• Stated goal: Below is the data. Give it again, complete and exact.
* * * * * * * * *
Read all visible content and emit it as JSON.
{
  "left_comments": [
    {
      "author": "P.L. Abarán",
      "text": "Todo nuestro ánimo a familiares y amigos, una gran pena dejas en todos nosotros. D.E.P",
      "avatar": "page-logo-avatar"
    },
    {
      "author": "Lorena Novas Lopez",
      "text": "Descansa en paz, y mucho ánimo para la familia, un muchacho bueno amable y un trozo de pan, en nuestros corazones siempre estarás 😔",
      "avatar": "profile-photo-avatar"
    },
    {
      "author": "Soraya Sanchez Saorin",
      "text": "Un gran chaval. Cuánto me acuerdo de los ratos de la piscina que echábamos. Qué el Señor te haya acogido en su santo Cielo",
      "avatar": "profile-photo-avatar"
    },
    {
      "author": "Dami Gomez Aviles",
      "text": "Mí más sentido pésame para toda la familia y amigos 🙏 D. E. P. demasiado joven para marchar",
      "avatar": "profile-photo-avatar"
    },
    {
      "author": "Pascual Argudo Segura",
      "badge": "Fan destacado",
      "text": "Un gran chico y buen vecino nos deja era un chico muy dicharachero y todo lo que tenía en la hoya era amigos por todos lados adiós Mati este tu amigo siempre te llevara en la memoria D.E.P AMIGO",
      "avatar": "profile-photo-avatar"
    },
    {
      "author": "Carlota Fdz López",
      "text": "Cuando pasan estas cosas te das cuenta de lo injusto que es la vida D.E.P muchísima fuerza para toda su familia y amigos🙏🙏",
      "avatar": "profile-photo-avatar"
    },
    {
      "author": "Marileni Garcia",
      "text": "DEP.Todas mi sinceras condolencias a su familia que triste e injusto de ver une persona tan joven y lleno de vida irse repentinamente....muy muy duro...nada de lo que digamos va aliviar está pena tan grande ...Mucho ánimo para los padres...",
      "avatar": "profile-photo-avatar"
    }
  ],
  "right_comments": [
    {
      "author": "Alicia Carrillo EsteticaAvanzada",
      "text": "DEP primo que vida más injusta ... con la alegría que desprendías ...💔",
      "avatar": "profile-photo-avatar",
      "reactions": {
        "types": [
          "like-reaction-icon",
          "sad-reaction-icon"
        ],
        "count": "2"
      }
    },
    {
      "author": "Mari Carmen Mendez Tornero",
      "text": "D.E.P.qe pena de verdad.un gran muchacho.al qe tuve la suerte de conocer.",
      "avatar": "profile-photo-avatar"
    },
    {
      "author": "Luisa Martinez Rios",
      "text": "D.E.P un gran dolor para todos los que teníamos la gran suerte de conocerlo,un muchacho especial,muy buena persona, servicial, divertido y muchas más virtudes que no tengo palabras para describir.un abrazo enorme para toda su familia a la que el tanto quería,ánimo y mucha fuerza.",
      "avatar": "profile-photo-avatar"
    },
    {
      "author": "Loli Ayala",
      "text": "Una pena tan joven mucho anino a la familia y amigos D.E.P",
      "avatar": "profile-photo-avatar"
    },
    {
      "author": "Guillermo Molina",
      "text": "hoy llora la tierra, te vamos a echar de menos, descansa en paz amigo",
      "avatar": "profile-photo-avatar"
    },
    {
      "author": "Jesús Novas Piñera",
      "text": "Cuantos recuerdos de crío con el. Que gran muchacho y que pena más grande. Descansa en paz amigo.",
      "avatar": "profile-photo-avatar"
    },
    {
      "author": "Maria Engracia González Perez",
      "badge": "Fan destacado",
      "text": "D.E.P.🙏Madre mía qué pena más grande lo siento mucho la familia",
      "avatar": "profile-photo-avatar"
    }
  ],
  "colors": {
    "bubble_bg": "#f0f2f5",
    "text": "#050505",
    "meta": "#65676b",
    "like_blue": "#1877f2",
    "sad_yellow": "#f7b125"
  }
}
* * * * * * * * *
• Result of this exercise:
Read all visible content and emit it as JSON.
{
  "left_comments": [
    {
      "author": "P.L. Abarán",
      "text": "Todo nuestro ánimo a familiares y amigos, una gran pena dejas en todos nosotros. D.E.P",
      "avatar": "page-logo-avatar"
    },
    {
      "author": "Lorena Novas Lopez",
      "text": "Descansa en paz, y mucho ánimo para la familia, un muchacho bueno amable y un trozo de pan, en nuestros corazones siempre estarás 😔",
      "avatar": "profile-photo-avatar"
    },
    {
      "author": "Soraya Sanchez Saorin",
      "text": "Un gran chaval. Cuánto me acuerdo de los ratos de la piscina que echábamos. Qué el Señor te haya acogido en su santo Cielo",
      "avatar": "profile-photo-avatar"
    },
    {
      "author": "Dami Gomez Aviles",
      "text": "Mí más sentido pésame para toda la familia y amigos 🙏 D. E. P. demasiado joven para marchar",
      "avatar": "profile-photo-avatar"
    },
    {
      "author": "Pascual Argudo Segura",
      "badge": "Fan destacado",
      "text": "Un gran chico y buen vecino nos deja era un chico muy dicharachero y todo lo que tenía en la hoya era amigos por todos lados adiós Mati este tu amigo siempre te llevara en la memoria D.E.P AMIGO",
      "avatar": "profile-photo-avatar"
    },
    {
      "author": "Carlota Fdz López",
      "text": "Cuando pasan estas cosas te das cuenta de lo injusto que es la vida D.E.P muchísima fuerza para toda su familia y amigos🙏🙏",
      "avatar": "profile-photo-avatar"
    },
    {
      "author": "Marileni Garcia",
      "text": "DEP.Todas mi sinceras condolencias a su familia que triste e injusto de ver une persona tan joven y lleno de vida irse repentinamente....muy muy duro...nada de lo que digamos va aliviar está pena tan grande ...Mucho ánimo para los padres...",
      "avatar": "profile-photo-avatar"
    }
  ],
  "right_comments": [
    {
      "author": "Alicia Carrillo EsteticaAvanzada",
      "text": "DEP primo que vida más injusta ... con la alegría que desprendías ...💔",
      "avatar": "profile-photo-avatar",
      "reactions": {
        "types": [
          "like-reaction-icon",
          "sad-reaction-icon"
        ],
        "count": "2"
      }
    },
    {
      "author": "Mari Carmen Mendez Tornero",
      "text": "D.E.P.qe pena de verdad.un gran muchacho.al qe tuve la suerte de conocer.",
      "avatar": "profile-photo-avatar"
    },
    {
      "author": "Luisa Martinez Rios",
      "text": "D.E.P un gran dolor para todos los que teníamos la gran suerte de conocerlo,un muchacho especial,muy buena persona, servicial, divertido y muchas más virtudes que no tengo palabras para describir.un abrazo enorme para toda su familia a la que el tanto quería,ánimo y mucha fuerza.",
      "avatar": "profile-photo-avatar"
    },
    {
      "author": "Loli Ayala",
      "text": "Una pena tan joven mucho anino a la familia y amigos D.E.P",
      "avatar": "profile-photo-avatar"
    },
    {
      "author": "Guillermo Molina",
      "text": "hoy llora la tierra, te vamos a echar de menos, descansa en paz amigo",
      "avatar": "profile-photo-avatar"
    },
    {
      "author": "Jesús Novas Piñera",
      "text": "Cuantos recuerdos de crío con el. Que gran muchacho y que pena más grande. Descansa en paz amigo.",
      "avatar": "profile-photo-avatar"
    },
    {
      "author": "Maria Engracia González Perez",
      "badge": "Fan destacado",
      "text": "D.E.P.🙏Madre mía qué pena más grande lo siento mucho la familia",
      "avatar": "profile-photo-avatar"
    }
  ],
  "colors": {
    "bubble_bg": "#f0f2f5",
    "text": "#050505",
    "meta": "#65676b",
    "like_blue": "#1877f2",
    "sad_yellow": "#f7b125"
  }
}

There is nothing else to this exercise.